▸ **Written problem**
Please find all lines in the data that hold the string "image" and copy them.
* begin Data entries *
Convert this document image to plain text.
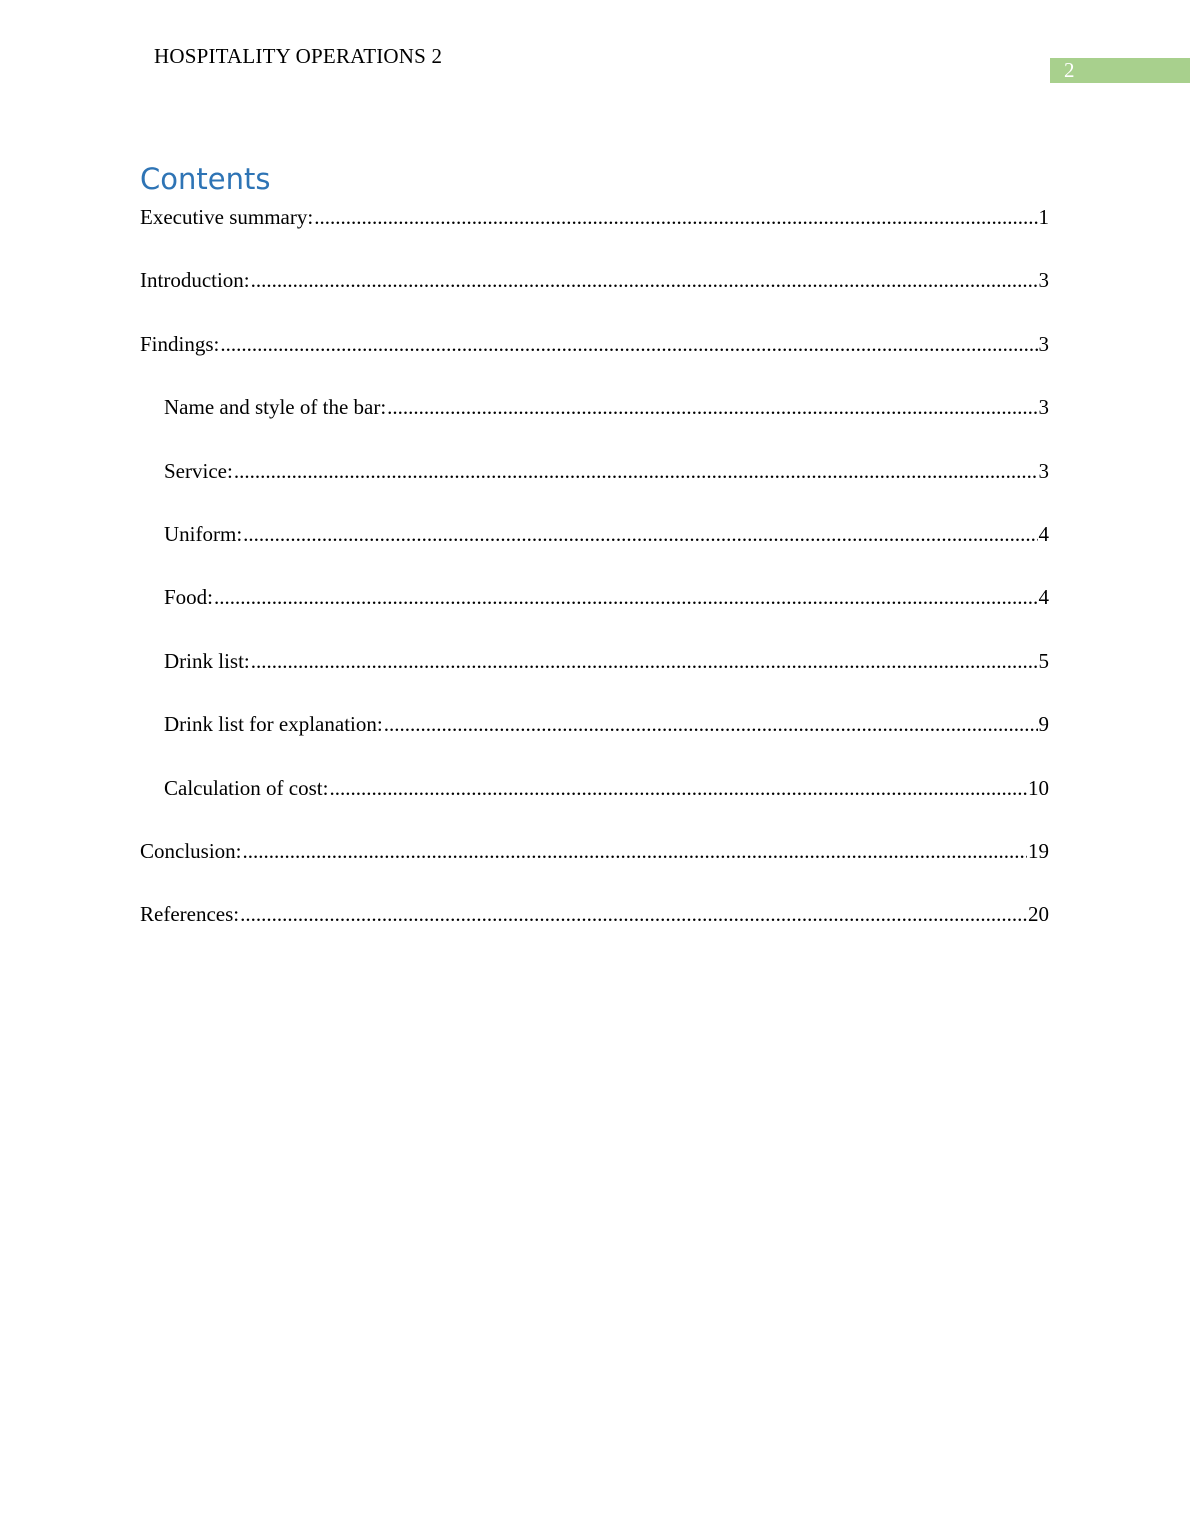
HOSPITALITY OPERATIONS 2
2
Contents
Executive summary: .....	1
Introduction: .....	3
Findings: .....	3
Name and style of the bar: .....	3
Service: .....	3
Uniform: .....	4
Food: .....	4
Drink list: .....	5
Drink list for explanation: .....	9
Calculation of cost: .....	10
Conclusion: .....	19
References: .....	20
* end Data entries *
* begin Data entries *
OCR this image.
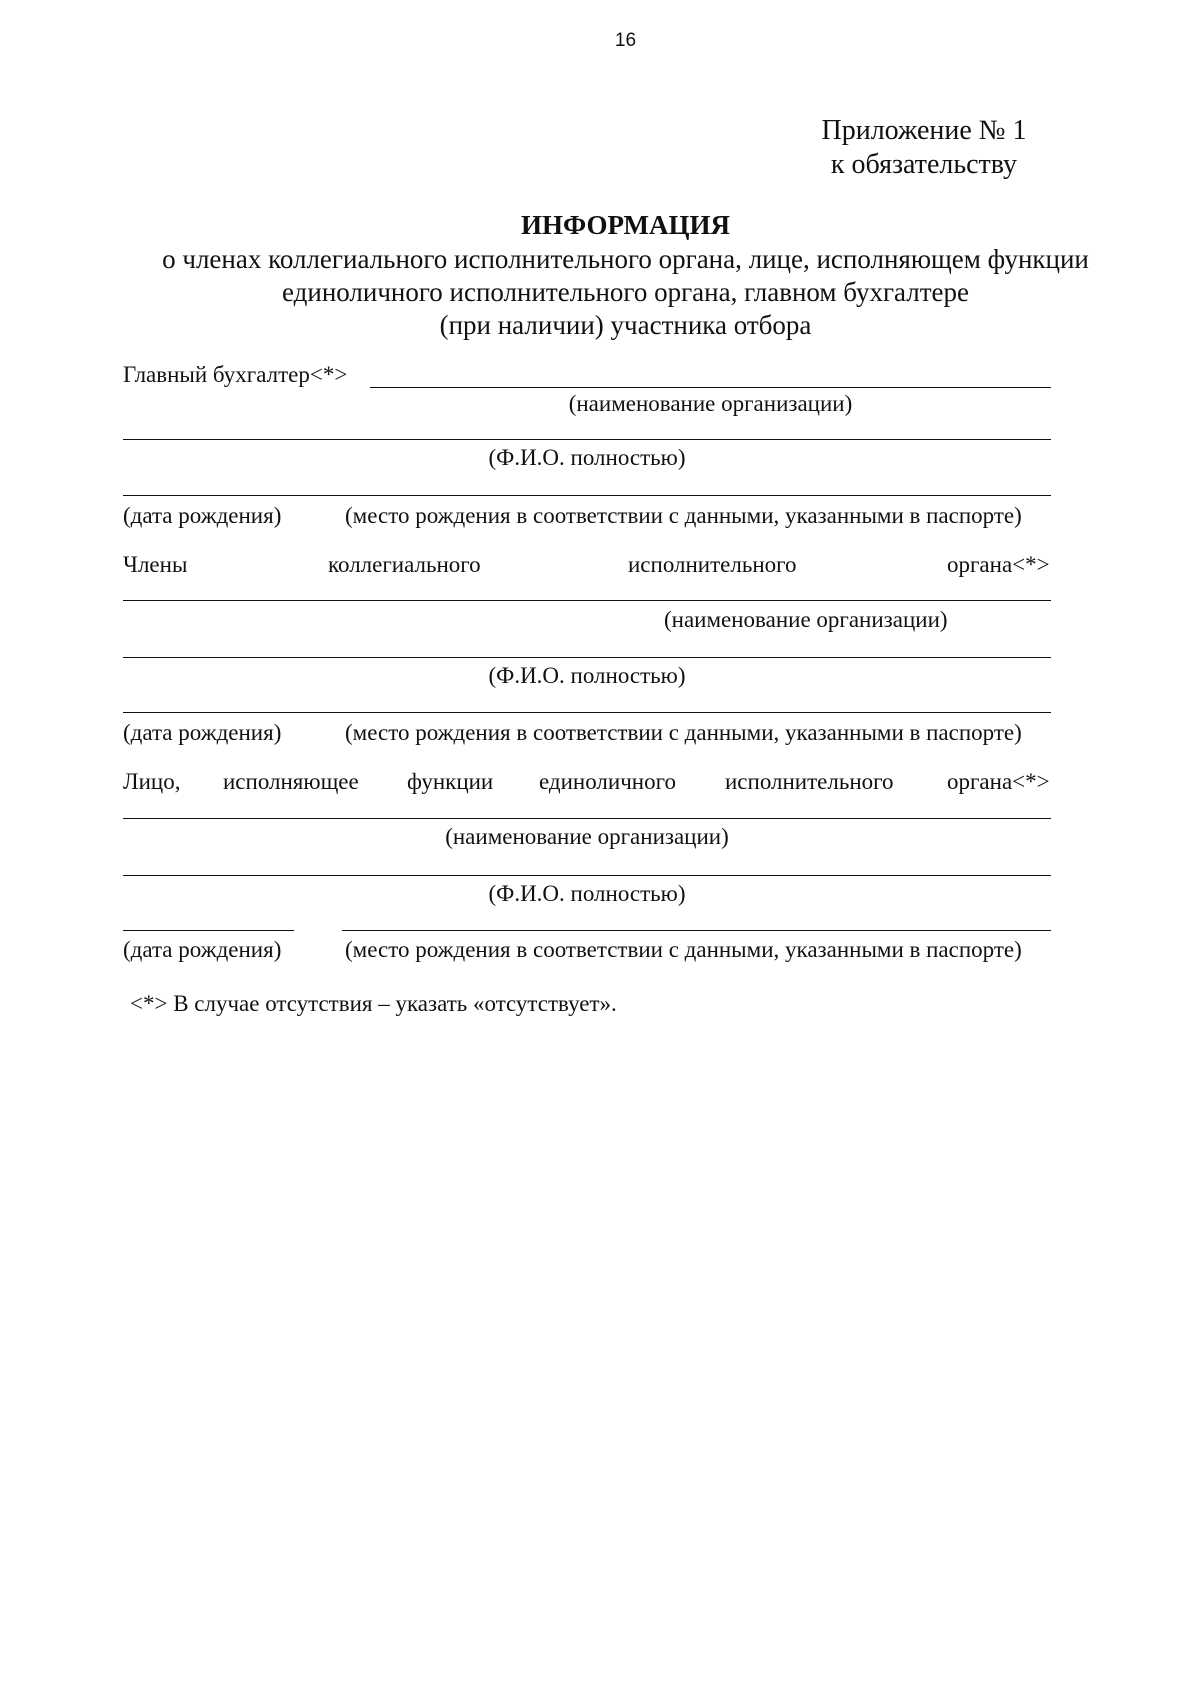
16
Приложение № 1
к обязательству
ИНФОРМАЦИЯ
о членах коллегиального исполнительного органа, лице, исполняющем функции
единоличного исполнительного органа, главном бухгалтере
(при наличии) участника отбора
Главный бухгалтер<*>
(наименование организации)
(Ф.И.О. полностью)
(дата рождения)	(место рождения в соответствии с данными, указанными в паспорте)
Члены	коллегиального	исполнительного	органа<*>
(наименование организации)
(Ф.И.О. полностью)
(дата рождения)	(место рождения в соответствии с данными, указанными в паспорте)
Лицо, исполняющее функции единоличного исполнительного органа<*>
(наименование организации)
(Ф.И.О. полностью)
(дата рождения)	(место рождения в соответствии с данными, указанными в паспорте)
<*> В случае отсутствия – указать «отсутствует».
* end Data entries *
▸ **Task answer**
Convert this document image to plain text.
OCR this image.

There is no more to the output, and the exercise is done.